→ **Set exercise**: For each line below that contains the string "correspondence", copy that line.

-------- Data in this exercise --------

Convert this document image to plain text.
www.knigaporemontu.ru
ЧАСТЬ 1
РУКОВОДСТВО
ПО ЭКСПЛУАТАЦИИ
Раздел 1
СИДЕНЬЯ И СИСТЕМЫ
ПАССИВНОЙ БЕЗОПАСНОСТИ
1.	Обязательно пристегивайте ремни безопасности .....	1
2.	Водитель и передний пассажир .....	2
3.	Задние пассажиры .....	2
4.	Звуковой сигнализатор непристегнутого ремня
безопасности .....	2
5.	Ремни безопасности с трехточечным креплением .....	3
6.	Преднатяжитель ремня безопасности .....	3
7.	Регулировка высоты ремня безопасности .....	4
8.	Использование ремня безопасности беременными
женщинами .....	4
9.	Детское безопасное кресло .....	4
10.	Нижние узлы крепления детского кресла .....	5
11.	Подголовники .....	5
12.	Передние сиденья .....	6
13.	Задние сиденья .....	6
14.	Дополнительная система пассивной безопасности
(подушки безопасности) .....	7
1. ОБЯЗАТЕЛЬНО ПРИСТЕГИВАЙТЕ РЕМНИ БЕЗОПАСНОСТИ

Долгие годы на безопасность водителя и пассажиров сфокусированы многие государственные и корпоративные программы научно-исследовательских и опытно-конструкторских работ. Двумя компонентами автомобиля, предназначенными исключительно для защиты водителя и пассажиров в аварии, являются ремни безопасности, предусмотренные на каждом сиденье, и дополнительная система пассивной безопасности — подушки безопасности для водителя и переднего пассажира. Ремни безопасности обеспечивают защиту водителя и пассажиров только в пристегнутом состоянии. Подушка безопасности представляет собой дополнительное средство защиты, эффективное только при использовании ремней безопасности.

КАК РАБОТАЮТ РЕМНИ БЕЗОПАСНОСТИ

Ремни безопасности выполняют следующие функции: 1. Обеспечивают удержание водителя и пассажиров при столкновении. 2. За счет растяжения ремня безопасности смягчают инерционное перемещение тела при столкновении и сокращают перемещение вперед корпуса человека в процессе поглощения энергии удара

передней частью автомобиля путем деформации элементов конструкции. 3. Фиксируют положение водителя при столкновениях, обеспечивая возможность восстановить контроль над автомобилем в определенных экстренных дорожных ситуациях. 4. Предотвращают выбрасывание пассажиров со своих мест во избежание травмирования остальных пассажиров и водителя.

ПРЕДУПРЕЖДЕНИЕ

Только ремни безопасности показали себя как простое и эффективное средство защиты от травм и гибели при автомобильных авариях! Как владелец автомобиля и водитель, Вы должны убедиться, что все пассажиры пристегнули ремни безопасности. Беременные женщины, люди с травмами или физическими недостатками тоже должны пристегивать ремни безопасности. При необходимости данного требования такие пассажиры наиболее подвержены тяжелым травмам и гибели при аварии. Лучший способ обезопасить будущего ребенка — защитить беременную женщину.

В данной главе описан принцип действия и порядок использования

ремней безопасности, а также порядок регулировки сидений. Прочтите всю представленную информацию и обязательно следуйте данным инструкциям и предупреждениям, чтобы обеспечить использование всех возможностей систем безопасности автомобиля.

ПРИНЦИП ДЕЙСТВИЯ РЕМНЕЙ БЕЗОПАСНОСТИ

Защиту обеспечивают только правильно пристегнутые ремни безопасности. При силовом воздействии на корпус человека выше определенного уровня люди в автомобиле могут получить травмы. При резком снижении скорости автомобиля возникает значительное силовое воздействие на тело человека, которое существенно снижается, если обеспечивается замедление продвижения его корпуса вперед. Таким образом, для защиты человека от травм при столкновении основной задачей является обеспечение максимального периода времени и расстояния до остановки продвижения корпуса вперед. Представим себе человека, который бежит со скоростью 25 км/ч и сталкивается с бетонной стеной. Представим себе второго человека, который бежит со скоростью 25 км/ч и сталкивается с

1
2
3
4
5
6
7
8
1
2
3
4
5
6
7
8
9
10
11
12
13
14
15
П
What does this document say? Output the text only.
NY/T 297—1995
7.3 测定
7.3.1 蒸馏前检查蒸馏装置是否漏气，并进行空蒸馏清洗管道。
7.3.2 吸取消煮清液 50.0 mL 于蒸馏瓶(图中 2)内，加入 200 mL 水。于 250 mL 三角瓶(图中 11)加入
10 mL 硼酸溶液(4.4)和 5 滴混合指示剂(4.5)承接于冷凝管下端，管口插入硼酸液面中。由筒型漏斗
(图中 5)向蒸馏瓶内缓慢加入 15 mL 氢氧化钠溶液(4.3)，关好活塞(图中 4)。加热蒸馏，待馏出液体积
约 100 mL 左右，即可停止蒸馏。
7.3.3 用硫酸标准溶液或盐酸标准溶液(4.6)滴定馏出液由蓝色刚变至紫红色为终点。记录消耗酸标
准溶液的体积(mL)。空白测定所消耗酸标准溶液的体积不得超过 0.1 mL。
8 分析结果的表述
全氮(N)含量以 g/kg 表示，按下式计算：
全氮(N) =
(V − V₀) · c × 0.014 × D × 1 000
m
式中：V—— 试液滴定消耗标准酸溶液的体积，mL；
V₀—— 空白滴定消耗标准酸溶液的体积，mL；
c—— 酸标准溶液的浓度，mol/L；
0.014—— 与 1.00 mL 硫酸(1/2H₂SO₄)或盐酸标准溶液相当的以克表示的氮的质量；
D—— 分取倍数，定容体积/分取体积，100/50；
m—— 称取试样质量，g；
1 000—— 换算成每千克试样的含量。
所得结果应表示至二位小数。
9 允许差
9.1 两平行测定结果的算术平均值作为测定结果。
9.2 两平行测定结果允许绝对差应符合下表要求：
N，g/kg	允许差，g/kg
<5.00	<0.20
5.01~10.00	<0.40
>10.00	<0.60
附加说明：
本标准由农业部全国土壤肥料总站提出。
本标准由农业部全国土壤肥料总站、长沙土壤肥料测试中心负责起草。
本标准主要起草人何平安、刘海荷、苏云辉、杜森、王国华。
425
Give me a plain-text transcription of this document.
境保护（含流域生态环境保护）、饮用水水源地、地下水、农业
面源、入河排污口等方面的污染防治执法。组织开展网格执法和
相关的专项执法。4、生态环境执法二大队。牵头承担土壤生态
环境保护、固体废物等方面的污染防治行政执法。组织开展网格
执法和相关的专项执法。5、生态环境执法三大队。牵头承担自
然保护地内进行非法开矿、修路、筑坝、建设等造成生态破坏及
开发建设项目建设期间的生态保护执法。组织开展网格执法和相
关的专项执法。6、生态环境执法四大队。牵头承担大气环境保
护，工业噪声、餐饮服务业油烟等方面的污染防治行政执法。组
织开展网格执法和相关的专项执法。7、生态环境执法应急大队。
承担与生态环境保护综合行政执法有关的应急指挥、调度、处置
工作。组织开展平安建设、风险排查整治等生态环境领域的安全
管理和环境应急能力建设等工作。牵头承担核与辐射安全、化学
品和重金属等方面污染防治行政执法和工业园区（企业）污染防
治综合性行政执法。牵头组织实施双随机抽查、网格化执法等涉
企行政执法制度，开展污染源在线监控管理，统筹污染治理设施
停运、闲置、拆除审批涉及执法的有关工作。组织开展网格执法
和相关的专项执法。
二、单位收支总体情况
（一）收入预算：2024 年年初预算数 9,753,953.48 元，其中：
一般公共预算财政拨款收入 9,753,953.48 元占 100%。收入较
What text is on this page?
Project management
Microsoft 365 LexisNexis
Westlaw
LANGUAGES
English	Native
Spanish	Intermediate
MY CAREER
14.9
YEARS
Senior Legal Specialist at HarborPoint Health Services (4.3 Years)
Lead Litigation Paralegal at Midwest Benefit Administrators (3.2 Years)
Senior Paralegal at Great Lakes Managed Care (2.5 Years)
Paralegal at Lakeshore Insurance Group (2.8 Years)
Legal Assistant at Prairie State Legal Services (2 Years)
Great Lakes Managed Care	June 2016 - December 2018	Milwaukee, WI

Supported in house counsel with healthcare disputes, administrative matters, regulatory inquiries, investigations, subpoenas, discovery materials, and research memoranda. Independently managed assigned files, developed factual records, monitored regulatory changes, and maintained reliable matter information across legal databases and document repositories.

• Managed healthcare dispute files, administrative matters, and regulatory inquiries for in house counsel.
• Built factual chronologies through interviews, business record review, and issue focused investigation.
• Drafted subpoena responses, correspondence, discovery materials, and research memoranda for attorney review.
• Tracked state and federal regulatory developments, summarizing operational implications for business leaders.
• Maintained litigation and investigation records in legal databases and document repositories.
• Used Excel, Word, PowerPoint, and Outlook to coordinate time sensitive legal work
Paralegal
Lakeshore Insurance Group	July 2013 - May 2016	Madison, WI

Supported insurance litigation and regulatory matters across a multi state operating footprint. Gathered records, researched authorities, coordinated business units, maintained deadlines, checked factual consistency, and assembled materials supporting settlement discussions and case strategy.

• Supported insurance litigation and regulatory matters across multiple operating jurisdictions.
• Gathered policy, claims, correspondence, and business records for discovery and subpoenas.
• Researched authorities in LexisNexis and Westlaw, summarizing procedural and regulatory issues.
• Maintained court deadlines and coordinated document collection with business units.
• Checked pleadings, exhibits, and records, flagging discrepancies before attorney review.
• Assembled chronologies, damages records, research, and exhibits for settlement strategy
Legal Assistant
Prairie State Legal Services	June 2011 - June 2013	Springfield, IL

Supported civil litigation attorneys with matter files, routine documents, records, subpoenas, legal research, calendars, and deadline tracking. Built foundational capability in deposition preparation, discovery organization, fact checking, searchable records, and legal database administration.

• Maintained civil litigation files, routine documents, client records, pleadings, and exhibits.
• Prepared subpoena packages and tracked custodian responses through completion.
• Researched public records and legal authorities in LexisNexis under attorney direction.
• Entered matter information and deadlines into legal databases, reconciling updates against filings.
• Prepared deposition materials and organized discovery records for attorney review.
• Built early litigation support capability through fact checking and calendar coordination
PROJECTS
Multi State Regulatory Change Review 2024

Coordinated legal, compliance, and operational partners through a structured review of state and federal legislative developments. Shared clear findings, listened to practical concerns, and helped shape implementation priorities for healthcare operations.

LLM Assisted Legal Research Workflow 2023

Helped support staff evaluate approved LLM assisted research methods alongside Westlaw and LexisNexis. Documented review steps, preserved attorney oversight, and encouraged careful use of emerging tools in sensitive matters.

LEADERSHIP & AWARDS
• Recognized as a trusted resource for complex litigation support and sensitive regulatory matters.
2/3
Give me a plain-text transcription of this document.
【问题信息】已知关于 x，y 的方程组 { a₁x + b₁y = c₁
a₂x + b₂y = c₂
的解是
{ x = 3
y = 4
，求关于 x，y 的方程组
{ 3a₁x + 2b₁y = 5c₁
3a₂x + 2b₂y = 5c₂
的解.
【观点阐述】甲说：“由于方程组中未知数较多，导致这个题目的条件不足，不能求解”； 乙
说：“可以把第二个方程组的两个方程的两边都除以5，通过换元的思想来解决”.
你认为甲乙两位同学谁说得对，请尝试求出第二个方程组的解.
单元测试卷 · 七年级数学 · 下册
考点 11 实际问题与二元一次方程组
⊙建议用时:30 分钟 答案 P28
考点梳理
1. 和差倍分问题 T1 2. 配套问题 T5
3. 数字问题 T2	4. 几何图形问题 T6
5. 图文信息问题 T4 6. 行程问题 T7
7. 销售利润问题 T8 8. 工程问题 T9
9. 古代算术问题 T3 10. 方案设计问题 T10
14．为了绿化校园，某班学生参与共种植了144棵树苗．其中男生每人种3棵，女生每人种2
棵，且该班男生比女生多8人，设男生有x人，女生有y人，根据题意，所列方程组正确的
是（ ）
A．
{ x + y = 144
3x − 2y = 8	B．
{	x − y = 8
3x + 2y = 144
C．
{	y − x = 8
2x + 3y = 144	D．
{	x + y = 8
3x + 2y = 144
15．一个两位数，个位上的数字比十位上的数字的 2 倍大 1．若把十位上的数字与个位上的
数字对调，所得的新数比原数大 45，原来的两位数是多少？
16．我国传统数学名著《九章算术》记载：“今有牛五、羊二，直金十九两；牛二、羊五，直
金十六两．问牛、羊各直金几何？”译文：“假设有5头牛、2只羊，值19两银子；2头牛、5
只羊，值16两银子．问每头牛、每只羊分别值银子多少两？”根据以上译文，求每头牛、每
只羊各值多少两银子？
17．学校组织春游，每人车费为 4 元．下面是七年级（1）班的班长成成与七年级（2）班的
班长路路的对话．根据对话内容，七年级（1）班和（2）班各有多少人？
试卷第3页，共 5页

--------

→ **Worked answer**:
• Drafted subpoena responses, correspondence, discovery materials, and research memoranda for attorney review.
• Gathered policy, claims, correspondence, and business records for discovery and subpoenas.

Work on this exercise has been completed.